((

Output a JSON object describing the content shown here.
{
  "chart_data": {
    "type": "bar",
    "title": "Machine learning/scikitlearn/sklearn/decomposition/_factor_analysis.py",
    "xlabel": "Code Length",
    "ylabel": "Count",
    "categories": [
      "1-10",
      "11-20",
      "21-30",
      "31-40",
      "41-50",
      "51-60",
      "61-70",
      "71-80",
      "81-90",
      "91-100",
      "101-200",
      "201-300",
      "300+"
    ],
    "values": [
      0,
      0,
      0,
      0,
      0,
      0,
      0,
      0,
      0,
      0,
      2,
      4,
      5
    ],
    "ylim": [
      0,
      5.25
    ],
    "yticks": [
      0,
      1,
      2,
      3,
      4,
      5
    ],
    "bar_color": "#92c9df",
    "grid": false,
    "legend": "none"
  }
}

))

— WHAT IS EXPECTED —
Please quote every record above exactly as it appears.

— OUTPUT OF THE EXERCISE —
Output a JSON object describing the content shown here.
{
  "chart_data": {
    "type": "bar",
    "title": "Machine learning/scikitlearn/sklearn/decomposition/_factor_analysis.py",
    "xlabel": "Code Length",
    "ylabel": "Count",
    "categories": [
      "1-10",
      "11-20",
      "21-30",
      "31-40",
      "41-50",
      "51-60",
      "61-70",
      "71-80",
      "81-90",
      "91-100",
      "101-200",
      "201-300",
      "300+"
    ],
    "values": [
      0,
      0,
      0,
      0,
      0,
      0,
      0,
      0,
      0,
      0,
      2,
      4,
      5
    ],
    "ylim": [
      0,
      5.25
    ],
    "yticks": [
      0,
      1,
      2,
      3,
      4,
      5
    ],
    "bar_color": "#92c9df",
    "grid": false,
    "legend": "none"
  }
}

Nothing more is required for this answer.